TO DO: Check every line of the entries for "true", and copy the lines that hold it.

INFORMATION SHOWN:
──────

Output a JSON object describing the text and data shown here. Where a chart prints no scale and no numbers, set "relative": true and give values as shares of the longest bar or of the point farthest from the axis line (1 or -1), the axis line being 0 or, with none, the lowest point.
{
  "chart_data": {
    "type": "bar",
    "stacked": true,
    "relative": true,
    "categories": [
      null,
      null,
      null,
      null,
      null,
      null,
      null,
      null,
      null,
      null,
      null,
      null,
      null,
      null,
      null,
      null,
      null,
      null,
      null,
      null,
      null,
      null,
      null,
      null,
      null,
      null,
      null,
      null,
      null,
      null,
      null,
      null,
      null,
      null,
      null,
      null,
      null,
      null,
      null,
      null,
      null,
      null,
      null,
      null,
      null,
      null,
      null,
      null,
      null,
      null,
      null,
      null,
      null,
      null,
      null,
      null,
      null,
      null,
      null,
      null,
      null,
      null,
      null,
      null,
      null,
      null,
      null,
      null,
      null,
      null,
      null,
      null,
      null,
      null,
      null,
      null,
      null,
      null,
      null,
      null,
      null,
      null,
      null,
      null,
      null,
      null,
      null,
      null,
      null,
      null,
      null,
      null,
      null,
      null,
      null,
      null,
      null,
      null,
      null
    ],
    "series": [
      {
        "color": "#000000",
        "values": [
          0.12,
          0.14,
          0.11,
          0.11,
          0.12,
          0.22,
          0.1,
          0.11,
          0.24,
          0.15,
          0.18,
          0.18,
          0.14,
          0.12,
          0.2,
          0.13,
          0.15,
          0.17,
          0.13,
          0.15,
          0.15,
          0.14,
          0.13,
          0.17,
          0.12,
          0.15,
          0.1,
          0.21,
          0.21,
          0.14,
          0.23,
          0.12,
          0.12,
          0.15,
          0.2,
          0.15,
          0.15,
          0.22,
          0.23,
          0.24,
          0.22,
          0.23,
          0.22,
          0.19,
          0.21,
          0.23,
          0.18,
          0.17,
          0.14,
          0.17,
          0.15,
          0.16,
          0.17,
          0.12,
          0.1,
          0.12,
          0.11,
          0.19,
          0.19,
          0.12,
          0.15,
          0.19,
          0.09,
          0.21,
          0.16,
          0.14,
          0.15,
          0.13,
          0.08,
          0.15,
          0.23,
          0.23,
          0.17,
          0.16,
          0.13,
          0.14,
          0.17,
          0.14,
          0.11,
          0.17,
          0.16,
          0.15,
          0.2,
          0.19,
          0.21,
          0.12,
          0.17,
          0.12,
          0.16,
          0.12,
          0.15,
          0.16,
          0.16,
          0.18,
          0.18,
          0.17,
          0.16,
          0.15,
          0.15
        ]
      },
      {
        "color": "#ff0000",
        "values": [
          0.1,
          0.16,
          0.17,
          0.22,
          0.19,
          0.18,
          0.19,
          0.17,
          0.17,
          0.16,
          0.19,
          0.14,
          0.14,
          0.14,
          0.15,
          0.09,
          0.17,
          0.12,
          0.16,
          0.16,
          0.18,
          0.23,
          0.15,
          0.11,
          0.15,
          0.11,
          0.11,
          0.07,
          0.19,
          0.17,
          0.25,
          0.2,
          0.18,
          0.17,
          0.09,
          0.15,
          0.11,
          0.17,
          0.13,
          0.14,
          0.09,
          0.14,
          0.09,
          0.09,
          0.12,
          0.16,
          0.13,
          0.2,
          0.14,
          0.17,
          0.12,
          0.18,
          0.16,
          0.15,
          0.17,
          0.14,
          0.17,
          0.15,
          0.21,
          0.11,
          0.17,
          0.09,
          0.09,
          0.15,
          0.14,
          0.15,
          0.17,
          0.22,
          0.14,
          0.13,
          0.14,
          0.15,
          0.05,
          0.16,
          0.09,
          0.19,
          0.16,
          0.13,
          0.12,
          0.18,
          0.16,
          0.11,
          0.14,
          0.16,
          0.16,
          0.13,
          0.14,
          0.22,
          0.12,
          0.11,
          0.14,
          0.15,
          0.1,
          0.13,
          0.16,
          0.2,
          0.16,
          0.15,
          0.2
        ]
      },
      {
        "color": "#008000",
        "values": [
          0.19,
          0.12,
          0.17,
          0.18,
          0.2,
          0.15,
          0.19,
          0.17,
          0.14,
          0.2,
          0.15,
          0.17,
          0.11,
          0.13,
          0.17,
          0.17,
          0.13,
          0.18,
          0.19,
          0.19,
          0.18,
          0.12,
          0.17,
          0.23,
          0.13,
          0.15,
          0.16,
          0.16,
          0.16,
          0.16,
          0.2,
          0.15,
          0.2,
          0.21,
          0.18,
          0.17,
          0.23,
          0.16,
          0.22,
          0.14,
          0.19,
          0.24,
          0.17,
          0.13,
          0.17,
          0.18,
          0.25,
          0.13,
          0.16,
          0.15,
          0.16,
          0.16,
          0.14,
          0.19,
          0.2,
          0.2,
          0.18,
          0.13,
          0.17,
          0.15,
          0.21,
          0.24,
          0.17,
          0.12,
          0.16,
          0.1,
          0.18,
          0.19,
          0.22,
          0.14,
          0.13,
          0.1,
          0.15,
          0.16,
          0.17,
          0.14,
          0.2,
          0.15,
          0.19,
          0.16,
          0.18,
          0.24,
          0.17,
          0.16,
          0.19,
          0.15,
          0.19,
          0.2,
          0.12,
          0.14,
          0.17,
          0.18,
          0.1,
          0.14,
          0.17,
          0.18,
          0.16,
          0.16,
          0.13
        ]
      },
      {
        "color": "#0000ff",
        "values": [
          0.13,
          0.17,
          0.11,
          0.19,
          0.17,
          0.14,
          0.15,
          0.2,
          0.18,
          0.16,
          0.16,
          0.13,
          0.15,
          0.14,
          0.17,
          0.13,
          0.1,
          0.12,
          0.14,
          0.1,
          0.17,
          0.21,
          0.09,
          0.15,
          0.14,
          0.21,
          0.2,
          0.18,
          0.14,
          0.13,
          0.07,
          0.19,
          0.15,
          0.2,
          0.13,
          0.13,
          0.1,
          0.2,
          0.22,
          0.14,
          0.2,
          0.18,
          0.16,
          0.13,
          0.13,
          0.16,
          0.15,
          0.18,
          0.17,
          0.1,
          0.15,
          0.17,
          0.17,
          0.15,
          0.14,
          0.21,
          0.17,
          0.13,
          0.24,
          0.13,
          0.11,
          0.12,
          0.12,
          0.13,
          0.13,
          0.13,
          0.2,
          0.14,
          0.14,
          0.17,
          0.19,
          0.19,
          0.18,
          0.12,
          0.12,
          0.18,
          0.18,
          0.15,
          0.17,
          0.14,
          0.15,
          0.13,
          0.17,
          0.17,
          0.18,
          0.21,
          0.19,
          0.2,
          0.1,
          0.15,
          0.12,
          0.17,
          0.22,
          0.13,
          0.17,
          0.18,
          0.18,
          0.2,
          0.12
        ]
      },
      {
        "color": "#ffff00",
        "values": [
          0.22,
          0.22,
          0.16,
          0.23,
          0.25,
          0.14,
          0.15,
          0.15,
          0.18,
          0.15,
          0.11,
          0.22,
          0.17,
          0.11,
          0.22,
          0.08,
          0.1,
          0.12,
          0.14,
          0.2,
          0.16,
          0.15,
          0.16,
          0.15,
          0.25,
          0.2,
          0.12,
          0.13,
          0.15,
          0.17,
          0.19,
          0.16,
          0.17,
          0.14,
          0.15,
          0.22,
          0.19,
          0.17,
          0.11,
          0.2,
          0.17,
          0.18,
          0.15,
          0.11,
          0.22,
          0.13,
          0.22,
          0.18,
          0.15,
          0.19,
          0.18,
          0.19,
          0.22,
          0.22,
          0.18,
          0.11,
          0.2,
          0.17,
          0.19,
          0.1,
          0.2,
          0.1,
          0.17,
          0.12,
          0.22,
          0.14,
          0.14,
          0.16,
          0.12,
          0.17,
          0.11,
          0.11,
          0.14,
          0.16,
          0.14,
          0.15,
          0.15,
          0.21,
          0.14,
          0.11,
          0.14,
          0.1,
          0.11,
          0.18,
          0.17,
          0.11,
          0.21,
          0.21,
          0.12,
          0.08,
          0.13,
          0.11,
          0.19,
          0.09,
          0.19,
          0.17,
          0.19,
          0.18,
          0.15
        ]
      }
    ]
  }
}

──────

RIGHT ANSWER:
Output a JSON object describing the text and data shown here. Where a chart prints no scale and no numbers, set "relative": true and give values as shares of the longest bar or of the point farthest from the axis line (1 or -1), the axis line being 0 or, with none, the lowest point.
    "stacked": true,
    "relative": true,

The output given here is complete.